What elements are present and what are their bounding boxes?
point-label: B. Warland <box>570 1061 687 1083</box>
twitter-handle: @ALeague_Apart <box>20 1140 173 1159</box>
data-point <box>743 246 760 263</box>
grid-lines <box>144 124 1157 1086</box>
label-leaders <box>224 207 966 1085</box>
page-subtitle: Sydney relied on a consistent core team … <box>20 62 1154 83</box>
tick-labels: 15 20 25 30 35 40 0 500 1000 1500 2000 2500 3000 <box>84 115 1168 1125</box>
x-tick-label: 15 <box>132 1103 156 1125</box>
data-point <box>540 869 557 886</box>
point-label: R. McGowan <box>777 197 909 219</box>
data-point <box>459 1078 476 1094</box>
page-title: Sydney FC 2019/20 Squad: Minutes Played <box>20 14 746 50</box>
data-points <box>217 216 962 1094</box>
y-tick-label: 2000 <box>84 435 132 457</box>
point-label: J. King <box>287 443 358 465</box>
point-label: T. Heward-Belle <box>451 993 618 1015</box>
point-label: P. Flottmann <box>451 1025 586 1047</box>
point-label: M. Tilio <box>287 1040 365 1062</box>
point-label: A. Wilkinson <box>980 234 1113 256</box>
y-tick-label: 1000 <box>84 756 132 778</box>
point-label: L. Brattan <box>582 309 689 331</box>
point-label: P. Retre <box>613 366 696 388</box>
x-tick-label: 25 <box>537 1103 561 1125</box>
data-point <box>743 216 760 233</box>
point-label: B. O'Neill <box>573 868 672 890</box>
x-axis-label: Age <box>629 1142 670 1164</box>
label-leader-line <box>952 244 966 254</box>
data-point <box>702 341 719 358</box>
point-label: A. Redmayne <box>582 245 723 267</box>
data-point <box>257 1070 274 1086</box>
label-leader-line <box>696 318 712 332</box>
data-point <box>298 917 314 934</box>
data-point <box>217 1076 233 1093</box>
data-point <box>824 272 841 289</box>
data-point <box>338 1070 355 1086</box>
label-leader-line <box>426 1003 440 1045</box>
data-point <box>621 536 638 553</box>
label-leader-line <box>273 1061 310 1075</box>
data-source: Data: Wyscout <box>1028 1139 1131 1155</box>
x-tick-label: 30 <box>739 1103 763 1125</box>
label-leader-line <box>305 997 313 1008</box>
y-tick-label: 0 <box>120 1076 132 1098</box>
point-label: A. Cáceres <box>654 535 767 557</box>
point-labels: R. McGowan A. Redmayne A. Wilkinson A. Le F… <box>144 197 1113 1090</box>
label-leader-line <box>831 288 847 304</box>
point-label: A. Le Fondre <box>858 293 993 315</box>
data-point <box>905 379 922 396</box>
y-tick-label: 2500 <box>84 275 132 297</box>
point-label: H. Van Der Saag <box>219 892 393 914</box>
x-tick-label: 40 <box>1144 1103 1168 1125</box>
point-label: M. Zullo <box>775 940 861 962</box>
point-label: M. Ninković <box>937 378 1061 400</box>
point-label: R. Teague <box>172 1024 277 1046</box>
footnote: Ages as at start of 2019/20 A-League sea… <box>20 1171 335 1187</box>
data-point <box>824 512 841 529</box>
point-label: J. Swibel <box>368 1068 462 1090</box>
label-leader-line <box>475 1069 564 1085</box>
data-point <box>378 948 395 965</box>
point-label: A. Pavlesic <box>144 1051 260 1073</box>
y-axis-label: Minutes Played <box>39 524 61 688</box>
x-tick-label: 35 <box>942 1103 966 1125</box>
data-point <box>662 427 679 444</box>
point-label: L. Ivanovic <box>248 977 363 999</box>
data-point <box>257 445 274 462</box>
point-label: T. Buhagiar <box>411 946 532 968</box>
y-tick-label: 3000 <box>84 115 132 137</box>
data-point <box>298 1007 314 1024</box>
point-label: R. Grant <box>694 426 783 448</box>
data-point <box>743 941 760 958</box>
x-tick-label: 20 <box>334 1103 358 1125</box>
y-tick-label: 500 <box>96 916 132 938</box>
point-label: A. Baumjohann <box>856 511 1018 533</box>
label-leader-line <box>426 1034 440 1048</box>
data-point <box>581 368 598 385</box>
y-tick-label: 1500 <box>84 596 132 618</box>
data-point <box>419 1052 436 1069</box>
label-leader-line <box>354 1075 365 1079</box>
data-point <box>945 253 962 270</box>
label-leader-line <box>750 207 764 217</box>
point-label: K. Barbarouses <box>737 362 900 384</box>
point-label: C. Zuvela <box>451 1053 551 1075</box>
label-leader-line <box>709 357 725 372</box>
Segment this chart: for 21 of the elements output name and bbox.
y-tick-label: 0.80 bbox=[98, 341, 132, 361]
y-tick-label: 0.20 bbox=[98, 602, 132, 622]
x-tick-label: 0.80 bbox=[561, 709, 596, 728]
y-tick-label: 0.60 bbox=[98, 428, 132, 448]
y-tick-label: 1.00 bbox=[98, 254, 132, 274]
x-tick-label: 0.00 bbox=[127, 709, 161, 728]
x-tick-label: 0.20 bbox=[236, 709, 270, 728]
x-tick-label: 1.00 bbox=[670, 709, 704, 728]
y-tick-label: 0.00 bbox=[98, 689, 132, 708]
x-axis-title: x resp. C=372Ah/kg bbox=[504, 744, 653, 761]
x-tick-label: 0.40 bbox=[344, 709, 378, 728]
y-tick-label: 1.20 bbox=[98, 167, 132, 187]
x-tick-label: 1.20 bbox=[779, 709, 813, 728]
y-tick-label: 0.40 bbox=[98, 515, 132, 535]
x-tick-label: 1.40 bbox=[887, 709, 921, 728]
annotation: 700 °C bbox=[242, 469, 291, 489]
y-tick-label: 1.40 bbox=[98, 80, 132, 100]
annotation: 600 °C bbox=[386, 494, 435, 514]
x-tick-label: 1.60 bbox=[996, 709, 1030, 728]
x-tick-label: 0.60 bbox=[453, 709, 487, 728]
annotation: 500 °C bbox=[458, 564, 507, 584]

════════

Task goal: Please put the lines of the entries, starting at the very first one and ending at the line that contains "point-label: A. Redmayne", into a JSON list of strings, one string per line with both end lines included and blank lines left out.

Full response:
[
  "What elements are present and what are their bounding boxes?",
  "point-label: B. Warland <box>570 1061 687 1083</box>",
  "twitter-handle: @ALeague_Apart <box>20 1140 173 1159</box>",
  "data-point <box>743 246 760 263</box>",
  "grid-lines <box>144 124 1157 1086</box>",
  "label-leaders <box>224 207 966 1085</box>",
  "page-subtitle: Sydney relied on a consistent core team … <box>20 62 1154 83</box>",
  "tick-labels: 15 20 25 30 35 40 0 500 1000 1500 2000 2500 3000 <box>84 115 1168 1125</box>",
  "x-tick-label: 15 <box>132 1103 156 1125</box>",
  "data-point <box>540 869 557 886</box>",
  "point-label: R. McGowan <box>777 197 909 219</box>",
  "data-point <box>459 1078 476 1094</box>",
  "page-title: Sydney FC 2019/20 Squad: Minutes Played <box>20 14 746 50</box>",
  "data-points <box>217 216 962 1094</box>",
  "y-tick-label: 2000 <box>84 435 132 457</box>",
  "point-label: J. King <box>287 443 358 465</box>",
  "point-label: T. Heward-Belle <box>451 993 618 1015</box>",
  "point-label: P. Flottmann <box>451 1025 586 1047</box>",
  "point-label: M. Tilio <box>287 1040 365 1062</box>",
  "point-label: A. Wilkinson <box>980 234 1113 256</box>",
  "y-tick-label: 1000 <box>84 756 132 778</box>",
  "point-label: L. Brattan <box>582 309 689 331</box>",
  "point-label: P. Retre <box>613 366 696 388</box>",
  "x-tick-label: 25 <box>537 1103 561 1125</box>",
  "data-point <box>743 216 760 233</box>",
  "point-label: B. O'Neill <box>573 868 672 890</box>",
  "x-axis-label: Age <box>629 1142 670 1164</box>",
  "label-leader-line <box>952 244 966 254</box>",
  "data-point <box>702 341 719 358</box>",
  "point-label: A. Redmayne <box>582 245 723 267</box>"
]